◆ **Written request**
Pick out the lines containing "enseignement".

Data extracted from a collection
## start
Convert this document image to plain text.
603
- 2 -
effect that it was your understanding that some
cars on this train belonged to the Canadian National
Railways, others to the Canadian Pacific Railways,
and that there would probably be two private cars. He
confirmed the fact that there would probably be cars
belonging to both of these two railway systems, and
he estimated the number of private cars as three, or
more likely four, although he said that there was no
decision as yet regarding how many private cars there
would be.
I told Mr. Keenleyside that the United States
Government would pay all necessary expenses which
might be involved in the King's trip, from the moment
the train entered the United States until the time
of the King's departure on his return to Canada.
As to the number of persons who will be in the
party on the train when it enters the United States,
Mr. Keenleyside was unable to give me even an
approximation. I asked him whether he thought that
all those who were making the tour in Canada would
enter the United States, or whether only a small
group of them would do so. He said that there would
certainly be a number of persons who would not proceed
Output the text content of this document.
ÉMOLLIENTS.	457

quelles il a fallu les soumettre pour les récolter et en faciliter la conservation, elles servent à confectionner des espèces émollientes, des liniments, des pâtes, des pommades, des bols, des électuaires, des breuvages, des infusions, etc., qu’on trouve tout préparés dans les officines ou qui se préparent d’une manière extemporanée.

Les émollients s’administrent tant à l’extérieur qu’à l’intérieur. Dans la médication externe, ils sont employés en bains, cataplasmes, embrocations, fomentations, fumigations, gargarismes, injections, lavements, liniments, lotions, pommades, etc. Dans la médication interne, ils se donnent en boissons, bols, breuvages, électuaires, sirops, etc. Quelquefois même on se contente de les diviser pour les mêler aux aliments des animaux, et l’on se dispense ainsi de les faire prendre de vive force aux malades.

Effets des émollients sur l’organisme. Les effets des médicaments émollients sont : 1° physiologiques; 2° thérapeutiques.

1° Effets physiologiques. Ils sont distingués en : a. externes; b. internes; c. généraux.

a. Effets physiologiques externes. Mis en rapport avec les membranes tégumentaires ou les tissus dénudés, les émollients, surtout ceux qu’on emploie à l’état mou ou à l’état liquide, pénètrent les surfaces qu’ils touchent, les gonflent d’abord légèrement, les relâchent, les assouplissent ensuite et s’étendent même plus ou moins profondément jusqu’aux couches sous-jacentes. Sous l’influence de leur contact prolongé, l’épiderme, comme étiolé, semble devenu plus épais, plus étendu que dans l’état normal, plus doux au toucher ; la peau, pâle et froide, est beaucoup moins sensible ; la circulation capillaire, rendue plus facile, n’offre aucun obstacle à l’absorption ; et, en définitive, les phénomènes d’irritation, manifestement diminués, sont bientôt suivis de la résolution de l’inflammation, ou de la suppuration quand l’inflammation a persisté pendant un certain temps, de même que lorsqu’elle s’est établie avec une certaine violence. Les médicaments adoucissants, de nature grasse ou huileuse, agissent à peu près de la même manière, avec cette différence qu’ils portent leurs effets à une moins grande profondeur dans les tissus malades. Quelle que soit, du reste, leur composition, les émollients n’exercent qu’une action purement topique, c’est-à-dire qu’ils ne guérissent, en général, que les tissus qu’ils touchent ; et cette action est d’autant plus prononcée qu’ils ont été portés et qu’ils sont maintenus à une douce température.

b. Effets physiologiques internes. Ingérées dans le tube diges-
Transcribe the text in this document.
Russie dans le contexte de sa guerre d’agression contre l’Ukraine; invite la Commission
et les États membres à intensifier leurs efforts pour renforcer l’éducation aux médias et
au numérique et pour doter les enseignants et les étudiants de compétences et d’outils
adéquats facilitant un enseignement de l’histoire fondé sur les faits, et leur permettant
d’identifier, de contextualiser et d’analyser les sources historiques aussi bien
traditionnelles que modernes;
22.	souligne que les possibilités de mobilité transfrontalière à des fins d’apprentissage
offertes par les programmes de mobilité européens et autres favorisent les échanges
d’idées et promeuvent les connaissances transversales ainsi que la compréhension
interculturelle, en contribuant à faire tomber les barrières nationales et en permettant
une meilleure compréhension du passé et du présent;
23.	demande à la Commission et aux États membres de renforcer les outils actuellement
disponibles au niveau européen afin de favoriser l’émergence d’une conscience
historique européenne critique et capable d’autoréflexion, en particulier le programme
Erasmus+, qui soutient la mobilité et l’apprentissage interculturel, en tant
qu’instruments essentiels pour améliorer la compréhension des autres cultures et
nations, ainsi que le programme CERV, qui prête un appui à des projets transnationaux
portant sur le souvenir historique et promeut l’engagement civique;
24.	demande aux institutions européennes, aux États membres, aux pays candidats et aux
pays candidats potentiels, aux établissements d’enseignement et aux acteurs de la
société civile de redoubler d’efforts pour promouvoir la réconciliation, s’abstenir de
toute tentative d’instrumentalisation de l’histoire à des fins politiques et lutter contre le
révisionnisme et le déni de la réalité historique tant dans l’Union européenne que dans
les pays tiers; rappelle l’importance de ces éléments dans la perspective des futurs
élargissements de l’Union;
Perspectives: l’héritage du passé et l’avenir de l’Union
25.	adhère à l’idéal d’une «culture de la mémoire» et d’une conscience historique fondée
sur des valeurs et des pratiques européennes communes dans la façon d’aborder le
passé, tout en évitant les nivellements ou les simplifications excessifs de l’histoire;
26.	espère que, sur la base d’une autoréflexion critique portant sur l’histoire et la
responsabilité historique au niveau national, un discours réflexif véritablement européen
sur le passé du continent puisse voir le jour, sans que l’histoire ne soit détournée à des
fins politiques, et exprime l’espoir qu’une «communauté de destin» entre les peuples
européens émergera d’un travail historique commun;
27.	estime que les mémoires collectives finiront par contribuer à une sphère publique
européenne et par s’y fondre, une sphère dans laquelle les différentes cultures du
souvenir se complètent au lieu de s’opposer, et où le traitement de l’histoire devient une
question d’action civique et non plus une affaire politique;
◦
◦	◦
## end
◆ **Exercise result**
adéquats facilitant un enseignement de l’histoire fondé sur les faits, et leur permettant
pays candidats potentiels, aux établissements d’enseignement et aux acteurs de la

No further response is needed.